## Records supplied
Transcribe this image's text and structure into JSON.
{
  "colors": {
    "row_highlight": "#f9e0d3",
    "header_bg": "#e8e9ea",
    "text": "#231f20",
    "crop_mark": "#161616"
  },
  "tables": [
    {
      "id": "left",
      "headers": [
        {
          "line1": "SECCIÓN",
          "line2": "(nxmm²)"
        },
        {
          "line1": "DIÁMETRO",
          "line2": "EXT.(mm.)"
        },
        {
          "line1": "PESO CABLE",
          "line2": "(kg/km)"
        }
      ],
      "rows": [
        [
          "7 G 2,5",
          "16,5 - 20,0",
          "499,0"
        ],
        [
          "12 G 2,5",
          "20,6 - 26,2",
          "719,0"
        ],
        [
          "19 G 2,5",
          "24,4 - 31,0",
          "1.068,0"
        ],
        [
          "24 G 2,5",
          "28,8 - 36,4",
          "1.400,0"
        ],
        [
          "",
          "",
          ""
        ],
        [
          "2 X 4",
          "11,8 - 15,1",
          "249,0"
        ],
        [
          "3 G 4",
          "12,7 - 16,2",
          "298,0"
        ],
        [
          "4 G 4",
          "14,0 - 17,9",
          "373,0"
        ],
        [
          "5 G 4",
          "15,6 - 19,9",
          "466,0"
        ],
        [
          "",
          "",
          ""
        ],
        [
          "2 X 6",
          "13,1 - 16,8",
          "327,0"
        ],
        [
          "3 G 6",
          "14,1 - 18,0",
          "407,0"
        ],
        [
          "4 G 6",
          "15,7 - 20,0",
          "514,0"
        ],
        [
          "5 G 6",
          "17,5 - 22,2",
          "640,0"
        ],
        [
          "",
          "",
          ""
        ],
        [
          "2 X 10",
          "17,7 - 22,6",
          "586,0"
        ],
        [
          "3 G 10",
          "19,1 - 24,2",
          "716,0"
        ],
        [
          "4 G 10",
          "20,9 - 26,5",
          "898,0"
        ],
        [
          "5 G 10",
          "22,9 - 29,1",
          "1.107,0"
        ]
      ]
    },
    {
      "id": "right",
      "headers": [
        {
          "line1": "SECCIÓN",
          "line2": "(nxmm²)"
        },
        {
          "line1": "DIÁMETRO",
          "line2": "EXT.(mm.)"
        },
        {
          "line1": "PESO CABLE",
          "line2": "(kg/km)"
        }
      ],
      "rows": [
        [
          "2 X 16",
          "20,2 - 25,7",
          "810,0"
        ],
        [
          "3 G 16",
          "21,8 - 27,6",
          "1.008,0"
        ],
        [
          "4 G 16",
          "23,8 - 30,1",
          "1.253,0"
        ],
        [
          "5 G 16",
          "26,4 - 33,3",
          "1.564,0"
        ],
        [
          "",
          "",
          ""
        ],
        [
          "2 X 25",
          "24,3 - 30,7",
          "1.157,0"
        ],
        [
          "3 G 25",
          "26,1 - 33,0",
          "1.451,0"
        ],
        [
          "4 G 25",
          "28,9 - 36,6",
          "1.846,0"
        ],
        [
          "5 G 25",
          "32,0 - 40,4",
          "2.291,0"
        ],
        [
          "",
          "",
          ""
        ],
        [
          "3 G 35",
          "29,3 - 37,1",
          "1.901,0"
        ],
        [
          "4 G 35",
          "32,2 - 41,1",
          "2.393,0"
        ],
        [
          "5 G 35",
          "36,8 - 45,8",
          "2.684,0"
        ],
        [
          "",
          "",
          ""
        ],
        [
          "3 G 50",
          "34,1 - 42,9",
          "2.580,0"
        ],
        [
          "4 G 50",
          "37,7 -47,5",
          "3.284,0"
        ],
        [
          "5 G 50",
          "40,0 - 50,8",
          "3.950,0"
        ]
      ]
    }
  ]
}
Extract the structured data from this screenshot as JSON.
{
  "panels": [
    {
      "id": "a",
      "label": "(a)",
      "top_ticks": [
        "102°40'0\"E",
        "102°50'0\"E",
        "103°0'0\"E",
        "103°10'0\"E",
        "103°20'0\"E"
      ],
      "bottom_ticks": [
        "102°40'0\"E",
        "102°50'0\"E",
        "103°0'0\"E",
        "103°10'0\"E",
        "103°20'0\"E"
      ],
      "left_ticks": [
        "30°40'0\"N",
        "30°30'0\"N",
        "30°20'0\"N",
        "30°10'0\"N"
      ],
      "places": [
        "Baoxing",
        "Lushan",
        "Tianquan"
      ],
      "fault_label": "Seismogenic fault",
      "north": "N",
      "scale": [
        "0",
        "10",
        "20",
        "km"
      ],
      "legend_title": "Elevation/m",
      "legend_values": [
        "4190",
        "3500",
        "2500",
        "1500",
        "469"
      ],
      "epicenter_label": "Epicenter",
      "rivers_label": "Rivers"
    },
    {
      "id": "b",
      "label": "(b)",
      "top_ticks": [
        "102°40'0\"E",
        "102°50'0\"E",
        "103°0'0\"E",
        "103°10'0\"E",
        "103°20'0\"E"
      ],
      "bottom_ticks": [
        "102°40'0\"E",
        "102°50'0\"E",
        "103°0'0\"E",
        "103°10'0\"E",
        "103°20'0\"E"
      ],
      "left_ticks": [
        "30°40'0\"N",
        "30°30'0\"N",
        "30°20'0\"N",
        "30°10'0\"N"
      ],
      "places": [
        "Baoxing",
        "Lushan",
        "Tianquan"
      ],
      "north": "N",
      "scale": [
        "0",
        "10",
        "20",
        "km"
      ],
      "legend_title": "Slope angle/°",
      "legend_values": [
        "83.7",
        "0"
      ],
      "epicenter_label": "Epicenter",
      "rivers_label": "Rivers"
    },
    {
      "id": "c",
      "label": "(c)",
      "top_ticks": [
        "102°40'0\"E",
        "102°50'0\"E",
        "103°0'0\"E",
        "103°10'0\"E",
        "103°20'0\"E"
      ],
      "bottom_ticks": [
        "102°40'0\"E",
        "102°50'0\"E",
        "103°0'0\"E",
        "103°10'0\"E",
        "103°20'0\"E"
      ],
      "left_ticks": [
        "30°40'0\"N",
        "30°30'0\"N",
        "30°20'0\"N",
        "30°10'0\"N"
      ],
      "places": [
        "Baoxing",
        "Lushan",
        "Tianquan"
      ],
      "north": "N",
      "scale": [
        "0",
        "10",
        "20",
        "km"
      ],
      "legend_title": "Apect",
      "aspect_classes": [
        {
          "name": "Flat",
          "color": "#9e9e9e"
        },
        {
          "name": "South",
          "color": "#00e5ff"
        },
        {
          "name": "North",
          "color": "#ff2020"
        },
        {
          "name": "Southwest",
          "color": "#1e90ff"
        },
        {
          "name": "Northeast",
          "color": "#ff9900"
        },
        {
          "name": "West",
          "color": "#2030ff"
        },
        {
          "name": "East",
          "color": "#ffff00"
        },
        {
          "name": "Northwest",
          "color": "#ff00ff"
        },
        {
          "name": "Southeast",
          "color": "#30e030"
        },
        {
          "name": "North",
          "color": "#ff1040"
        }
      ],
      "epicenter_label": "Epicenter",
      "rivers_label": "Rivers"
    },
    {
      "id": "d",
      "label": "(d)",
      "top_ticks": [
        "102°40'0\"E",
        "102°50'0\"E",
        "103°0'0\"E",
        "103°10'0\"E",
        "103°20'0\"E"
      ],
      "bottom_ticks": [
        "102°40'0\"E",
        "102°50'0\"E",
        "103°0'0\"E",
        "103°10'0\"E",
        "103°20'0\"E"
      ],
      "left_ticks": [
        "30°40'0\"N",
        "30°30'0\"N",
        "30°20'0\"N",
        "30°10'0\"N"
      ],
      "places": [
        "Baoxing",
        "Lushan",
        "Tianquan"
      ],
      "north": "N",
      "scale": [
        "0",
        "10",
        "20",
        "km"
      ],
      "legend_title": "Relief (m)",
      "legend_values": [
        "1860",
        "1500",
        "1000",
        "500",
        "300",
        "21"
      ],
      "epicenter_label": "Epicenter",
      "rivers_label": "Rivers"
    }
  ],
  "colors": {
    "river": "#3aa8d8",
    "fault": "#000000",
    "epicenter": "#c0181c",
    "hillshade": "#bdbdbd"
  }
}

## What you have to do
Locate each line with the word "fault" and copy it.

## Exercise answer
      "fault_label": "Seismogenic fault",
    "fault": "#000000",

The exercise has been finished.